§ **WHAT THE TASK REQUIRES**
Lines that hold the word "number" should be located and copied.

## BEGIN SUPPLIED INFORMATION

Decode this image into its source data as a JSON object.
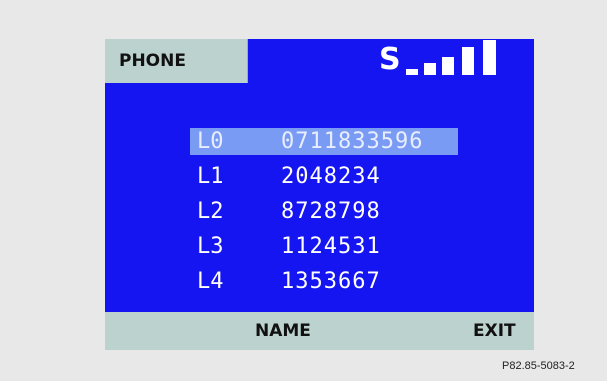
{
  "header": {
    "tab_label": "PHONE",
    "signal_letter": "S",
    "signal_level": "5/5"
  },
  "lines": [
    {
      "id": "L0",
      "number": "0711833596",
      "selected": true
    },
    {
      "id": "L1",
      "number": "2048234",
      "selected": false
    },
    {
      "id": "L2",
      "number": "8728798",
      "selected": false
    },
    {
      "id": "L3",
      "number": "1124531",
      "selected": false
    },
    {
      "id": "L4",
      "number": "1353667",
      "selected": false
    }
  ],
  "softkeys": {
    "name_label": "NAME",
    "exit_label": "EXIT"
  },
  "figure_ref": "P82.85-5083-2",
  "colors": {
    "screen_blue": "#1515f2",
    "softkey_bar": "#bcd2cf",
    "selection": "#7a9bf3",
    "background": "#e8e8e8"
  }
}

## END SUPPLIED INFORMATION

§ **ANSWER IN FULL**
      "number": "0711833596",
      "number": "2048234",
      "number": "8728798",
      "number": "1124531",
      "number": "1353667",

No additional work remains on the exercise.